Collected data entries
▬▬▬

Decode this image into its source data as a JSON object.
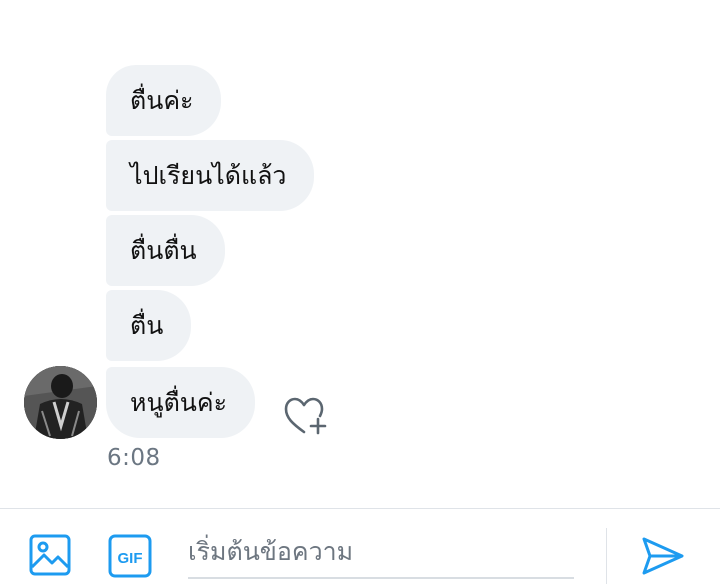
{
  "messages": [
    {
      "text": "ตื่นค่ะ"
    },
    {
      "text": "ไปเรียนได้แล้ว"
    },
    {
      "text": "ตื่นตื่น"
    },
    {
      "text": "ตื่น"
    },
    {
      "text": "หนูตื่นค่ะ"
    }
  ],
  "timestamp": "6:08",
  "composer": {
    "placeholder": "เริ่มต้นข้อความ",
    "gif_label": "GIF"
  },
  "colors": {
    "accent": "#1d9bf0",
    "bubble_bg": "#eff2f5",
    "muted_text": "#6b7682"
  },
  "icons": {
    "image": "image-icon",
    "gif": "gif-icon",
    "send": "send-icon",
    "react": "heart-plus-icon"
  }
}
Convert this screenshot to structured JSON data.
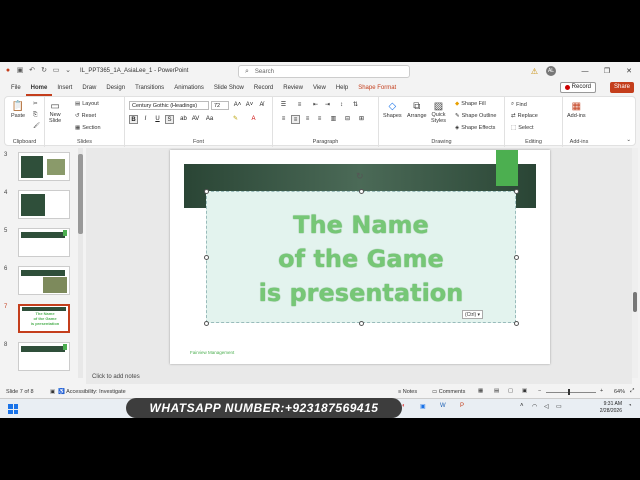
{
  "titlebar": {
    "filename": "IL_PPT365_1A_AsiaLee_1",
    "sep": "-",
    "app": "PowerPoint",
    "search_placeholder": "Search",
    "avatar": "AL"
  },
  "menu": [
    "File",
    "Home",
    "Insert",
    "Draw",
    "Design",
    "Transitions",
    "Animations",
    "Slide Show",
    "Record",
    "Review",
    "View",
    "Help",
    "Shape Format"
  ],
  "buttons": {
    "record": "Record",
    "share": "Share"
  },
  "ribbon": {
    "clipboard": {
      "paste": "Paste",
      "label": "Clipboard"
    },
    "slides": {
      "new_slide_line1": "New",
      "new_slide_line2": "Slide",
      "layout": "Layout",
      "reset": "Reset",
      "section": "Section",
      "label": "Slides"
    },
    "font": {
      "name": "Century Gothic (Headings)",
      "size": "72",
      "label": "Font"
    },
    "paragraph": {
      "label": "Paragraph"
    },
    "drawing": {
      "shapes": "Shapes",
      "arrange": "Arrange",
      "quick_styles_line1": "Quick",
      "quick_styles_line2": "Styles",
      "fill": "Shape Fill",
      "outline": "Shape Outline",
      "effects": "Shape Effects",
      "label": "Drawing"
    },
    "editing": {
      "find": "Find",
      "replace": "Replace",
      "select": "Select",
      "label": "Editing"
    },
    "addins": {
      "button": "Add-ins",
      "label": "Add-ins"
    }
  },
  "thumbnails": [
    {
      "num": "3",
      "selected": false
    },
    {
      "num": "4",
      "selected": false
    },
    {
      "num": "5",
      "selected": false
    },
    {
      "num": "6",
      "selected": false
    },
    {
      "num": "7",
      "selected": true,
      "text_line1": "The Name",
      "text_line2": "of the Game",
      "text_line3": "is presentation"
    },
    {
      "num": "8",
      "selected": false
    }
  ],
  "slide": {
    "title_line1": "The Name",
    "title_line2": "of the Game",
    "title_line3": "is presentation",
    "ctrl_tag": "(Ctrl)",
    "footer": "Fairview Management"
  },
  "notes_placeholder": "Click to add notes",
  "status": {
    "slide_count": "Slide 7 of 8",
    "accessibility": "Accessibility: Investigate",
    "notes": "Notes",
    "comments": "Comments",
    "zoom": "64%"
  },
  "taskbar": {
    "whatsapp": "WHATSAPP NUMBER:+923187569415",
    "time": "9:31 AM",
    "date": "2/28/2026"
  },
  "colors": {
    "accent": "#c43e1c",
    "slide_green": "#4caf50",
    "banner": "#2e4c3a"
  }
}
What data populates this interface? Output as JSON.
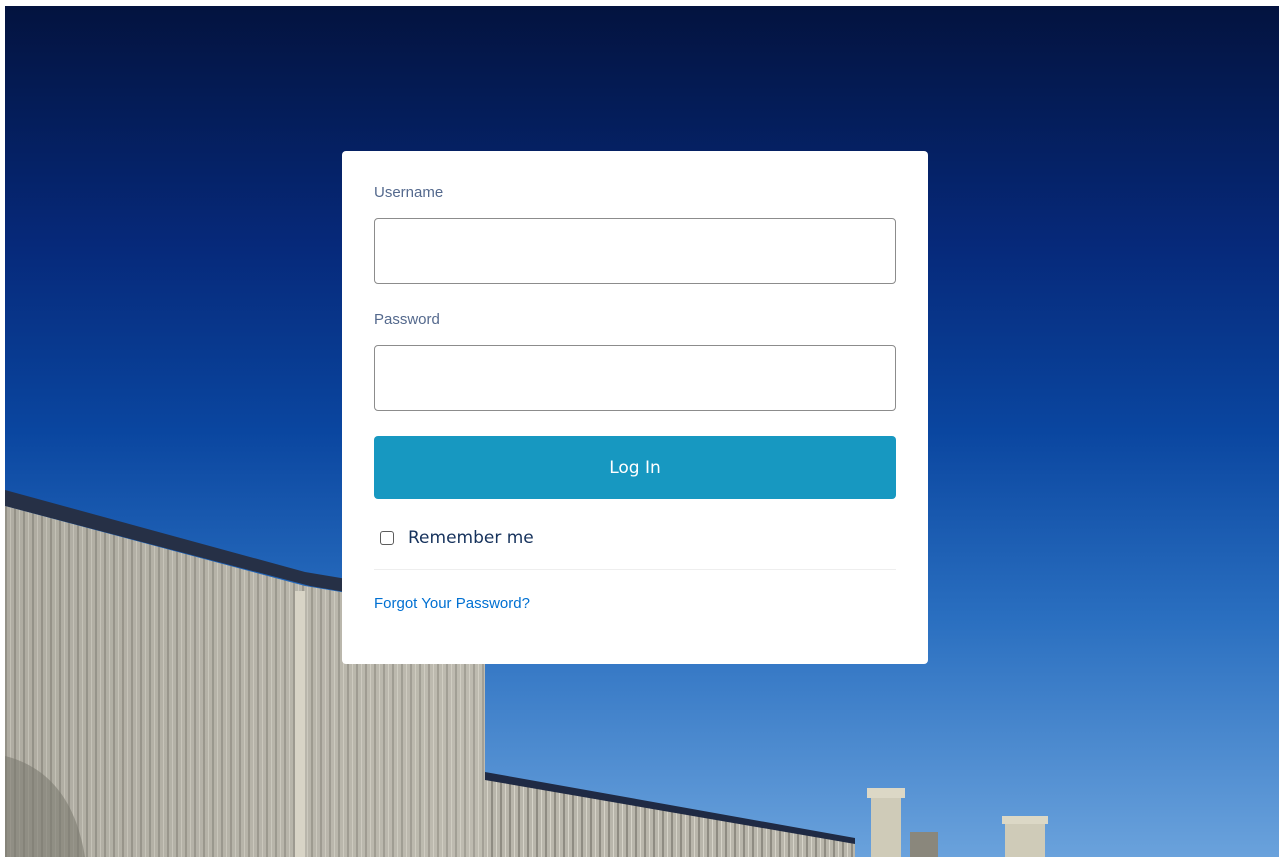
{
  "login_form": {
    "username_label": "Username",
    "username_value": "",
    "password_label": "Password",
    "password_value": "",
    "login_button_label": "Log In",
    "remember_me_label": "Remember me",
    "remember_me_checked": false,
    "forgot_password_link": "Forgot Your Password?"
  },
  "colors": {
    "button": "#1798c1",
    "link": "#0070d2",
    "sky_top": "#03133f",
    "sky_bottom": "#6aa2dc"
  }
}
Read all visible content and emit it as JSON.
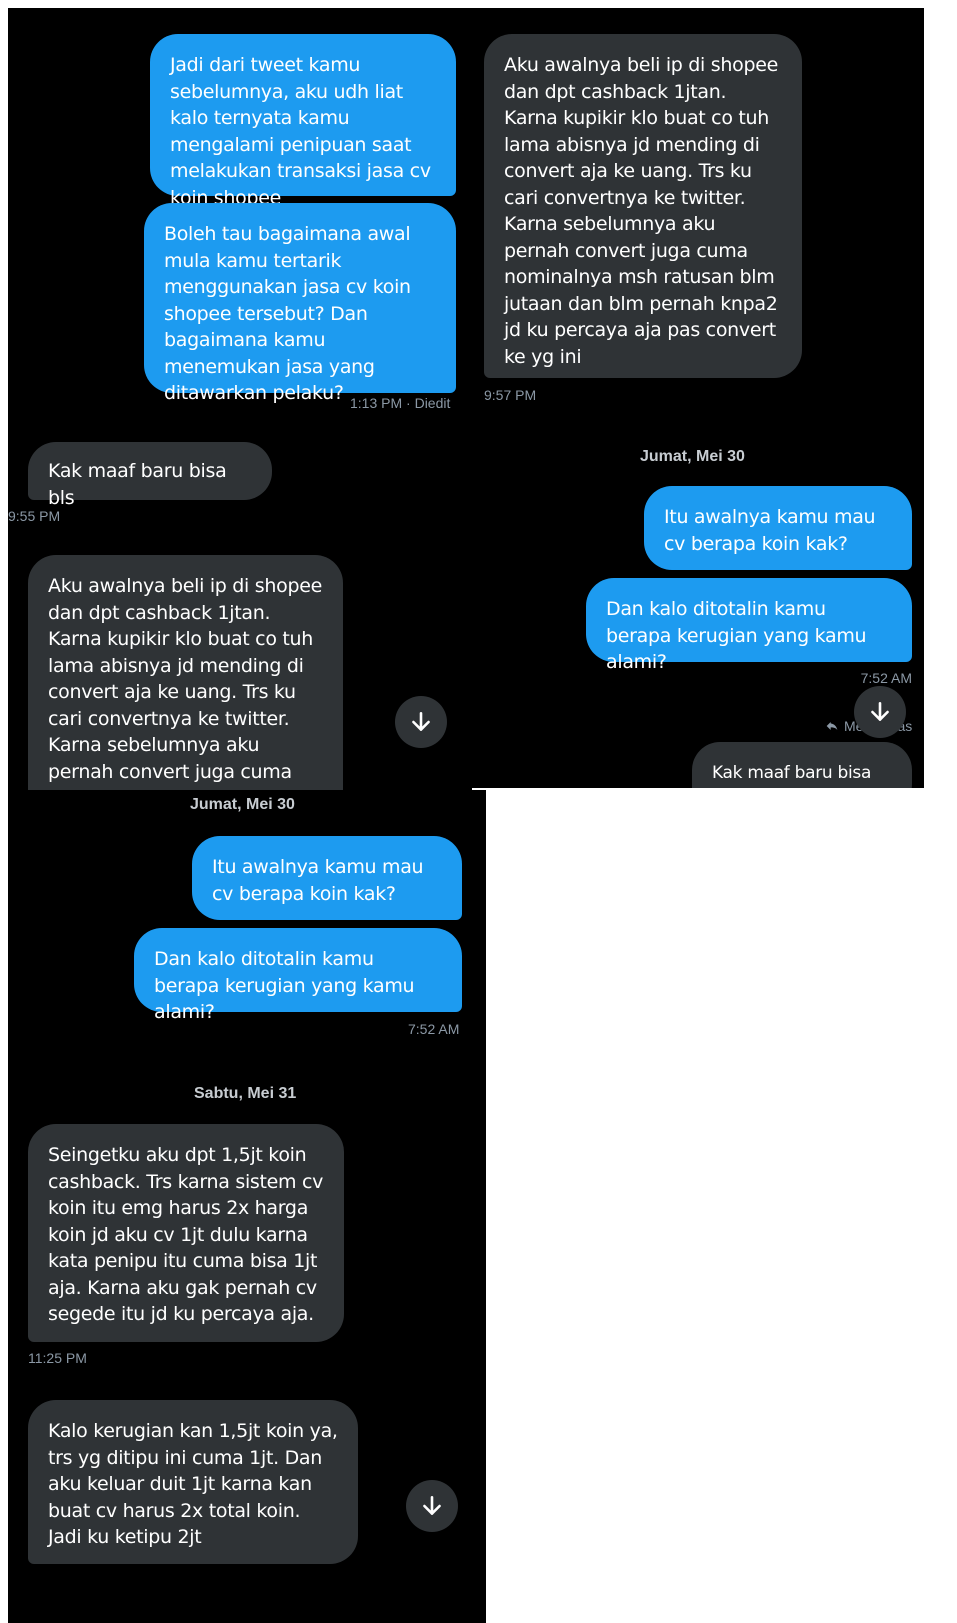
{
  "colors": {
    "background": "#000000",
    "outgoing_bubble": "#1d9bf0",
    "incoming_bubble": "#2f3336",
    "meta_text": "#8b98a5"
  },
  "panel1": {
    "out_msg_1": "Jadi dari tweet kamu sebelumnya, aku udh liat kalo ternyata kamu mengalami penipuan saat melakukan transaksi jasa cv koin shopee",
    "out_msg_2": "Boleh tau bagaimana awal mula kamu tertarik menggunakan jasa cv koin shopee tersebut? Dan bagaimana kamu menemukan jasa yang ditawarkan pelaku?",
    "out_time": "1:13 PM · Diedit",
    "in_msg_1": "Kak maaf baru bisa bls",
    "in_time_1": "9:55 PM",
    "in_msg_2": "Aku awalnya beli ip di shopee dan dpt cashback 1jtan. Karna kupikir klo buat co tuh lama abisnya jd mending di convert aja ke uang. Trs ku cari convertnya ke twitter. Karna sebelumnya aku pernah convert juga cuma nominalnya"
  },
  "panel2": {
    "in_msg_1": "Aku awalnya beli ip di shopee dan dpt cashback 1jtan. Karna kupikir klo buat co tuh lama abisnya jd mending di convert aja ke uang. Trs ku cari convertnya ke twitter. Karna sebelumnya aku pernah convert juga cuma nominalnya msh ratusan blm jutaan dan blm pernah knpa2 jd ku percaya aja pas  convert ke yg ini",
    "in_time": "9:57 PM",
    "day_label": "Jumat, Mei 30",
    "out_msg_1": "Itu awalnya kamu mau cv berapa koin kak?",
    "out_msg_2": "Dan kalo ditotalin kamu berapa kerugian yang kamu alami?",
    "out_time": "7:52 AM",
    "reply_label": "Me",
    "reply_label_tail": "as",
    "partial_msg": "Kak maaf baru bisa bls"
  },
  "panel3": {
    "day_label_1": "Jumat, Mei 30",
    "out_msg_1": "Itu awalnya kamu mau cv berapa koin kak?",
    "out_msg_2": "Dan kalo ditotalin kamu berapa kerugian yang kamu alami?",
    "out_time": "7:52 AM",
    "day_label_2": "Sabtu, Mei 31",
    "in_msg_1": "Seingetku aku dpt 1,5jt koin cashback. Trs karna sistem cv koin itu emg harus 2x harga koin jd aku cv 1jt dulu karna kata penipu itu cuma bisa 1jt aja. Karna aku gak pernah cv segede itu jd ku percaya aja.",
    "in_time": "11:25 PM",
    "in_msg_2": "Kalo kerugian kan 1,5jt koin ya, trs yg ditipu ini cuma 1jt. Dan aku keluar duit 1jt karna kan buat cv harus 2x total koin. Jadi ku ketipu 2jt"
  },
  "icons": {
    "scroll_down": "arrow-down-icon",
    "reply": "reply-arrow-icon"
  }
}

▬▬▬

* _PROBLEM_
Return each line exactly as written. Any picture gets left out.

* _EXPECTED ANSWER_
Decode this image into its source data as a JSON object.
{
  "messages": [
    {
      "text": "ตื่นค่ะ"
    },
    {
      "text": "ไปเรียนได้แล้ว"
    },
    {
      "text": "ตื่นตื่น"
    },
    {
      "text": "ตื่น"
    },
    {
      "text": "หนูตื่นค่ะ"
    }
  ],
  "timestamp": "6:08",
  "composer": {
    "placeholder": "เริ่มต้นข้อความ",
    "gif_label": "GIF"
  },
  "colors": {
    "accent": "#1d9bf0",
    "bubble_bg": "#eff2f5",
    "muted_text": "#6b7682"
  },
  "icons": {
    "image": "image-icon",
    "gif": "gif-icon",
    "send": "send-icon",
    "react": "heart-plus-icon"
  }
}
Convert this screenshot to structured JSON data.
{
  "titlebar": {
    "filename": "IL_PPT365_1A_AsiaLee_1",
    "sep": "-",
    "app": "PowerPoint",
    "search_placeholder": "Search",
    "avatar": "AL"
  },
  "menu": [
    "File",
    "Home",
    "Insert",
    "Draw",
    "Design",
    "Transitions",
    "Animations",
    "Slide Show",
    "Record",
    "Review",
    "View",
    "Help",
    "Shape Format"
  ],
  "buttons": {
    "record": "Record",
    "share": "Share"
  },
  "ribbon": {
    "clipboard": {
      "paste": "Paste",
      "label": "Clipboard"
    },
    "slides": {
      "new_slide_line1": "New",
      "new_slide_line2": "Slide",
      "layout": "Layout",
      "reset": "Reset",
      "section": "Section",
      "label": "Slides"
    },
    "font": {
      "name": "Century Gothic (Headings)",
      "size": "72",
      "label": "Font"
    },
    "paragraph": {
      "label": "Paragraph"
    },
    "drawing": {
      "shapes": "Shapes",
      "arrange": "Arrange",
      "quick_styles_line1": "Quick",
      "quick_styles_line2": "Styles",
      "fill": "Shape Fill",
      "outline": "Shape Outline",
      "effects": "Shape Effects",
      "label": "Drawing"
    },
    "editing": {
      "find": "Find",
      "replace": "Replace",
      "select": "Select",
      "label": "Editing"
    },
    "addins": {
      "button": "Add-ins",
      "label": "Add-ins"
    }
  },
  "thumbnails": [
    {
      "num": "3",
      "selected": false
    },
    {
      "num": "4",
      "selected": false
    },
    {
      "num": "5",
      "selected": false
    },
    {
      "num": "6",
      "selected": false
    },
    {
      "num": "7",
      "selected": true,
      "text_line1": "The Name",
      "text_line2": "of the Game",
      "text_line3": "is presentation"
    },
    {
      "num": "8",
      "selected": false
    }
  ],
  "slide": {
    "title_line1": "The Name",
    "title_line2": "of the Game",
    "title_line3": "is presentation",
    "ctrl_tag": "(Ctrl)",
    "footer": "Fairview Management"
  },
  "notes_placeholder": "Click to add notes",
  "status": {
    "slide_count": "Slide 7 of 8",
    "accessibility": "Accessibility: Investigate",
    "notes": "Notes",
    "comments": "Comments",
    "zoom": "64%"
  },
  "taskbar": {
    "whatsapp": "WHATSAPP NUMBER:+923187569415",
    "time": "9:31 AM",
    "date": "2/28/2026"
  },
  "colors": {
    "accent": "#c43e1c",
    "slide_green": "#4caf50",
    "banner": "#2e4c3a"
  }
}
What data populates this interface? Output as JSON.
{
  "login_form": {
    "username_label": "Username",
    "username_value": "",
    "password_label": "Password",
    "password_value": "",
    "login_button_label": "Log In",
    "remember_me_label": "Remember me",
    "remember_me_checked": false,
    "forgot_password_link": "Forgot Your Password?"
  },
  "colors": {
    "button": "#1798c1",
    "link": "#0070d2",
    "sky_top": "#03133f",
    "sky_bottom": "#6aa2dc"
  }
}
Read all visible content and emit it as JSON.
{
  "colors": {
    "background": "#000000",
    "outgoing_bubble": "#1d9bf0",
    "incoming_bubble": "#2f3336",
    "meta_text": "#8b98a5"
  },
  "panel1": {
    "out_msg_1": "Jadi dari tweet kamu sebelumnya, aku udh liat kalo ternyata kamu mengalami penipuan saat melakukan transaksi jasa cv koin shopee",
    "out_msg_2": "Boleh tau bagaimana awal mula kamu tertarik menggunakan jasa cv koin shopee tersebut? Dan bagaimana kamu menemukan jasa yang ditawarkan pelaku?",
    "out_time": "1:13 PM · Diedit",
    "in_msg_1": "Kak maaf baru bisa bls",
    "in_time_1": "9:55 PM",
    "in_msg_2": "Aku awalnya beli ip di shopee dan dpt cashback 1jtan. Karna kupikir klo buat co tuh lama abisnya jd mending di convert aja ke uang. Trs ku cari convertnya ke twitter. Karna sebelumnya aku pernah convert juga cuma nominalnya"
  },
  "panel2": {
    "in_msg_1": "Aku awalnya beli ip di shopee dan dpt cashback 1jtan. Karna kupikir klo buat co tuh lama abisnya jd mending di convert aja ke uang. Trs ku cari convertnya ke twitter. Karna sebelumnya aku pernah convert juga cuma nominalnya msh ratusan blm jutaan dan blm pernah knpa2 jd ku percaya aja pas  convert ke yg ini",
    "in_time": "9:57 PM",
    "day_label": "Jumat, Mei 30",
    "out_msg_1": "Itu awalnya kamu mau cv berapa koin kak?",
    "out_msg_2": "Dan kalo ditotalin kamu berapa kerugian yang kamu alami?",
    "out_time": "7:52 AM",
    "reply_label": "Me",
    "reply_label_tail": "as",
    "partial_msg": "Kak maaf baru bisa bls"
  },
  "panel3": {
    "day_label_1": "Jumat, Mei 30",
    "out_msg_1": "Itu awalnya kamu mau cv berapa koin kak?",
    "out_msg_2": "Dan kalo ditotalin kamu berapa kerugian yang kamu alami?",
    "out_time": "7:52 AM",
    "day_label_2": "Sabtu, Mei 31",
    "in_msg_1": "Seingetku aku dpt 1,5jt koin cashback. Trs karna sistem cv koin itu emg harus 2x harga koin jd aku cv 1jt dulu karna kata penipu itu cuma bisa 1jt aja. Karna aku gak pernah cv segede itu jd ku percaya aja.",
    "in_time": "11:25 PM",
    "in_msg_2": "Kalo kerugian kan 1,5jt koin ya, trs yg ditipu ini cuma 1jt. Dan aku keluar duit 1jt karna kan buat cv harus 2x total koin. Jadi ku ketipu 2jt"
  },
  "icons": {
    "scroll_down": "arrow-down-icon",
    "reply": "reply-arrow-icon"
  }
}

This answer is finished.